▶ Liste des exercices:
1. Relevez tous les noms de personnes cités dans le texte sur le non britannique à l'Union européenne.
2. Recopiez les lignes du jeu de données en commençant par celle qui contient « Segment this screenshot: for » et en terminant par celle qui contient « thumbnail-1-mat-text: HO HO ».

▶ Texte du document:
☆ ☆ ☆ ☆ ☆

Le non britannique est d’abord celui de la mainmise de l’UE. Loin des idéaux démocratiques et humanistes de Monnet et Schuman, loin des ambitions de paix et de prospérité de l’après-guerre, l’Europe d’aujourd’hui n’est plus qu’une machine technocratique à produire de la norme. Du calibre des concombres aux décibels des aspirateurs, des diktats sur l’agriculture via les subventions à la législation sur le travail… tout est passé au crible de l’UE. Le résultat ? Une vie quotidienne standardisée sur tous les plans, une disparition progressive des spécificités propres aux pays de l’Union – nos fromages au lait cru en sont un exemple ! – et un ras-le-bol des consommateurs comme des chefs d’entreprises qui ne voient plus l’Europe comme une opportunité économique mais comme un frein à l’investissement.

Ce ras-le-bol, les populistes de tous bords ont su habilement le transformer depuis une dizaine d’années en haine de l’étranger. Il n’est qu’à voir chez nous Marine Le Pen fustiger l’Europe (dont elle est, rappelons-le, une élue depuis 2004), réclamer à cor et à cri la fermeture de nos frontières au nom de la lutte contre le terrorisme, afin d’avoir une idée de la violence de la campagne qui s’est jouée au Royaume-Uni. L’acmé de cette violence s’est révélée le 16 juin avec la mort de la députée pro-Europe Jo Cox, assassinée par un militant d’extrême-droite. Après un silence décent de quelques heures, les attaques ont repris de plus belle et les arguments les plus fallacieux également.

☆ ☆ ☆ ☆ ☆

▶ Jeu de données:
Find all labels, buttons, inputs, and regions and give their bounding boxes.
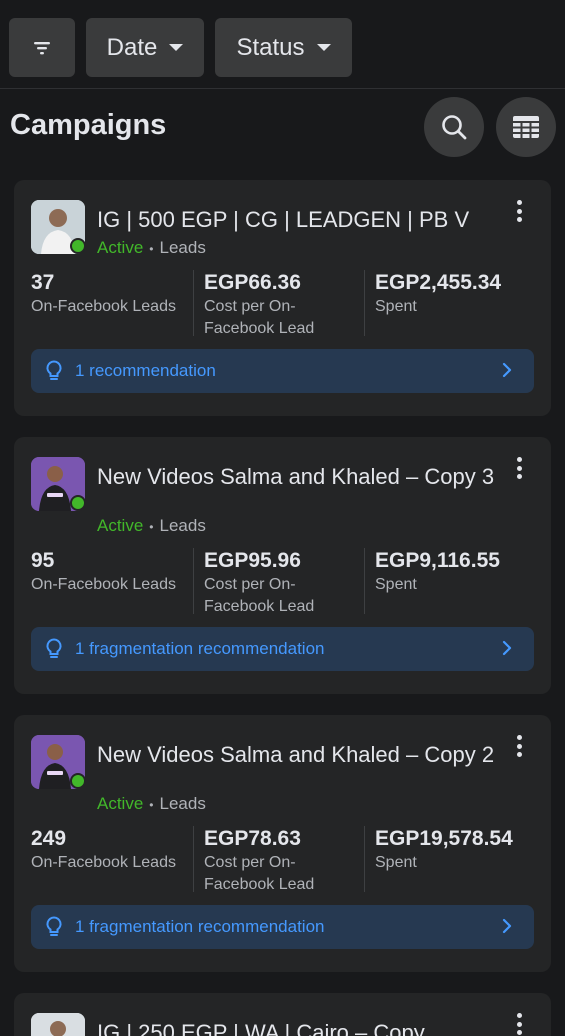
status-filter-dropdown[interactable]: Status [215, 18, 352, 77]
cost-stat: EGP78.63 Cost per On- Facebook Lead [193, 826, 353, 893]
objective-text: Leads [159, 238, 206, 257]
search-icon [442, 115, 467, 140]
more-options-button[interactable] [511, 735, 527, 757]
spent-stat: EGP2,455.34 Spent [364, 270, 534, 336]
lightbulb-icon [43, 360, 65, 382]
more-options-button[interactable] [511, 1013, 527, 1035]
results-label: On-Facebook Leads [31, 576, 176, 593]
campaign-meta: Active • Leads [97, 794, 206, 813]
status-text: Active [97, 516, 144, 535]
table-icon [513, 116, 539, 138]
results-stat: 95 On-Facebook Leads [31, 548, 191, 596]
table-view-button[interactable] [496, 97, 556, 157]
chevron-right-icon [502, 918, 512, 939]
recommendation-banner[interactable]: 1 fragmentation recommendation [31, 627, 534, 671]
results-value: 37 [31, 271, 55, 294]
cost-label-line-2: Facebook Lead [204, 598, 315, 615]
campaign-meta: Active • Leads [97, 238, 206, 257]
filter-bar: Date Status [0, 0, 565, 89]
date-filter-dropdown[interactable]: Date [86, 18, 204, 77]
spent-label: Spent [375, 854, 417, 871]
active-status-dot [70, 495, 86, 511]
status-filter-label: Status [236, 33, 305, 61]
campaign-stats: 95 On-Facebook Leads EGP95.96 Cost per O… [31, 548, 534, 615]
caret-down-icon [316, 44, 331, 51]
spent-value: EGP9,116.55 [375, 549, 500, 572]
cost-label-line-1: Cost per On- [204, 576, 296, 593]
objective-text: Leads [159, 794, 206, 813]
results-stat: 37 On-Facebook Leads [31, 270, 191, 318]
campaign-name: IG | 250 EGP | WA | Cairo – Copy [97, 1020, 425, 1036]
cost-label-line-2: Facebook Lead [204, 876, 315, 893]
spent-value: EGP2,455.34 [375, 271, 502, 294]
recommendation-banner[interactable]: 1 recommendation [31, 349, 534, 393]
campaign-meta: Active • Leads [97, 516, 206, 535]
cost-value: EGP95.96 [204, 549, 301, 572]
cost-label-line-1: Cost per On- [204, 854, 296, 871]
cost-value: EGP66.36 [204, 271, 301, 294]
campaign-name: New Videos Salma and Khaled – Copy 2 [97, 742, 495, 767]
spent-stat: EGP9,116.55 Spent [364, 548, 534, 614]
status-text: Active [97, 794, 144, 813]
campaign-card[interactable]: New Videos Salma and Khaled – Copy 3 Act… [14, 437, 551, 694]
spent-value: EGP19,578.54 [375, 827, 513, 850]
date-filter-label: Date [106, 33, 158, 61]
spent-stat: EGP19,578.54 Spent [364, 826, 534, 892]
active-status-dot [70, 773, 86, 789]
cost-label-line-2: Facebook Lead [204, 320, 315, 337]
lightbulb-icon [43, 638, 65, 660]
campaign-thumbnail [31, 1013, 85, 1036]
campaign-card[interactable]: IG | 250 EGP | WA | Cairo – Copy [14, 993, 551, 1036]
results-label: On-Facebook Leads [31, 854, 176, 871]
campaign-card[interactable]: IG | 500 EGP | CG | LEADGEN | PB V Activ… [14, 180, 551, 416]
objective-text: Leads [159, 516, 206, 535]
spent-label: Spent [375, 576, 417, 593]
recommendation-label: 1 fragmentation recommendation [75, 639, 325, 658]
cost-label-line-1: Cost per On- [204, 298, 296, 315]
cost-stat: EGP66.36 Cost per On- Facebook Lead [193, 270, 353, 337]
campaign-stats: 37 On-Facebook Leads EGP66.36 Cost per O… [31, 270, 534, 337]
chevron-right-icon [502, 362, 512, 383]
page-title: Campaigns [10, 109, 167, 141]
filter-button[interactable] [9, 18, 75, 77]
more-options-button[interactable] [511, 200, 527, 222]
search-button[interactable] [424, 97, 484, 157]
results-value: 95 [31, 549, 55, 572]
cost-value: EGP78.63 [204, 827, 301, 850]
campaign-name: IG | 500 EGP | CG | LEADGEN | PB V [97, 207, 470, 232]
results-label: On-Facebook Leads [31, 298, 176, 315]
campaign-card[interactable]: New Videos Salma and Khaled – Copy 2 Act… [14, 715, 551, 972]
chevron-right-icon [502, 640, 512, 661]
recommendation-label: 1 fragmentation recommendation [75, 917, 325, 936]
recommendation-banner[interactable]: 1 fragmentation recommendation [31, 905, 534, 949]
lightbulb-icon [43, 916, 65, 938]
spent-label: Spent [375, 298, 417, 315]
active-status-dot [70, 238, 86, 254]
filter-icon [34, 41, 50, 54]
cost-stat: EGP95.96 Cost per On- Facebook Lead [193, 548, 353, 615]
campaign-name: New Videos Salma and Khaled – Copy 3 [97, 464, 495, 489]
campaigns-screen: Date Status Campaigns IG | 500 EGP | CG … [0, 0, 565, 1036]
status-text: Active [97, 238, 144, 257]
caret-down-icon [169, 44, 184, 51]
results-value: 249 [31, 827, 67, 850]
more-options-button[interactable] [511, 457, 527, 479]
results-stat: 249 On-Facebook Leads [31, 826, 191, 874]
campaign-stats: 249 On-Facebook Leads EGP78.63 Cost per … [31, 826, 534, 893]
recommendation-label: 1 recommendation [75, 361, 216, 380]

☆ ☆ ☆ ☆ ☆

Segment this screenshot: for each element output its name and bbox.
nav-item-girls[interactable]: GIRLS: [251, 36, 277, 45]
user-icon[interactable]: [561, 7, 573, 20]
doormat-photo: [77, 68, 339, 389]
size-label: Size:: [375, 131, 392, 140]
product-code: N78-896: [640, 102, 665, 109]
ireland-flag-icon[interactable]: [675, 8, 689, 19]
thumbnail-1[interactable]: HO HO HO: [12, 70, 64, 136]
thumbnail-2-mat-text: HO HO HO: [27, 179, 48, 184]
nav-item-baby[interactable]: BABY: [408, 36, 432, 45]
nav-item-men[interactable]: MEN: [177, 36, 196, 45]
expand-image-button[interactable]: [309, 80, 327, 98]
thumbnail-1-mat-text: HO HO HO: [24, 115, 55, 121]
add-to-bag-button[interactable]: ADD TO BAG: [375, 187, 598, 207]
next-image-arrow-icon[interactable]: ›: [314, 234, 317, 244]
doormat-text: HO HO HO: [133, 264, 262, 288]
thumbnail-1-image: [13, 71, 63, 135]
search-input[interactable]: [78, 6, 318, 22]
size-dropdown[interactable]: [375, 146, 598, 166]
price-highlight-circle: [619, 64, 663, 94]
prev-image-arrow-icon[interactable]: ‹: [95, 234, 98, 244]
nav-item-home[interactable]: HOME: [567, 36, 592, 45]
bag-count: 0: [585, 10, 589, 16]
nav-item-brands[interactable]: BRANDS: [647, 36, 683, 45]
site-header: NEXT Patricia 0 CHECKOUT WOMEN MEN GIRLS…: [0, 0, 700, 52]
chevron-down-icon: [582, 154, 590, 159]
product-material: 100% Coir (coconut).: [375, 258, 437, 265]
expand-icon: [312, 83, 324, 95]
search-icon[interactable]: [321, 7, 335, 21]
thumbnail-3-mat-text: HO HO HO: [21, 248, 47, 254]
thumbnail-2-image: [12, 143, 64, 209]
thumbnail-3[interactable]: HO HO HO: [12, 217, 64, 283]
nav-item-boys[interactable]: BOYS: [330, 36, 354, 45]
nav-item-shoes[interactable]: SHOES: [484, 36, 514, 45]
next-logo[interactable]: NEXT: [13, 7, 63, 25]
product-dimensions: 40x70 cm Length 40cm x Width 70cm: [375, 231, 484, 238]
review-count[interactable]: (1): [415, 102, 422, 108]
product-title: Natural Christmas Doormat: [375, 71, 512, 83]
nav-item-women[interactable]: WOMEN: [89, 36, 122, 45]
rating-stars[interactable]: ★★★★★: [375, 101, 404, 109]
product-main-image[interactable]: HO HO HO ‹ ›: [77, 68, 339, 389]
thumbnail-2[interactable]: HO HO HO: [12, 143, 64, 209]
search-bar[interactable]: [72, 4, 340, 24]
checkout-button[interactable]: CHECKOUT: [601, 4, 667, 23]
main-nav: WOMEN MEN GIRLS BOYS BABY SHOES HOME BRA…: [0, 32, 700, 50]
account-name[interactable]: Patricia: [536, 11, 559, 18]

☆ ☆ ☆ ☆ ☆

▶ Réponses complètes:
1.
Monnet
Schuman
Marine Le Pen
Jo Cox

2.
Segment this screenshot: for each element output its name and bbox.
nav-item-girls[interactable]: GIRLS: [251, 36, 277, 45]
user-icon[interactable]: [561, 7, 573, 20]
doormat-photo: [77, 68, 339, 389]
size-label: Size:: [375, 131, 392, 140]
product-code: N78-896: [640, 102, 665, 109]
ireland-flag-icon[interactable]: [675, 8, 689, 19]
thumbnail-1[interactable]: HO HO HO: [12, 70, 64, 136]
thumbnail-2-mat-text: HO HO HO: [27, 179, 48, 184]
nav-item-baby[interactable]: BABY: [408, 36, 432, 45]
nav-item-men[interactable]: MEN: [177, 36, 196, 45]
expand-image-button[interactable]: [309, 80, 327, 98]
thumbnail-1-mat-text: HO HO HO: [24, 115, 55, 121]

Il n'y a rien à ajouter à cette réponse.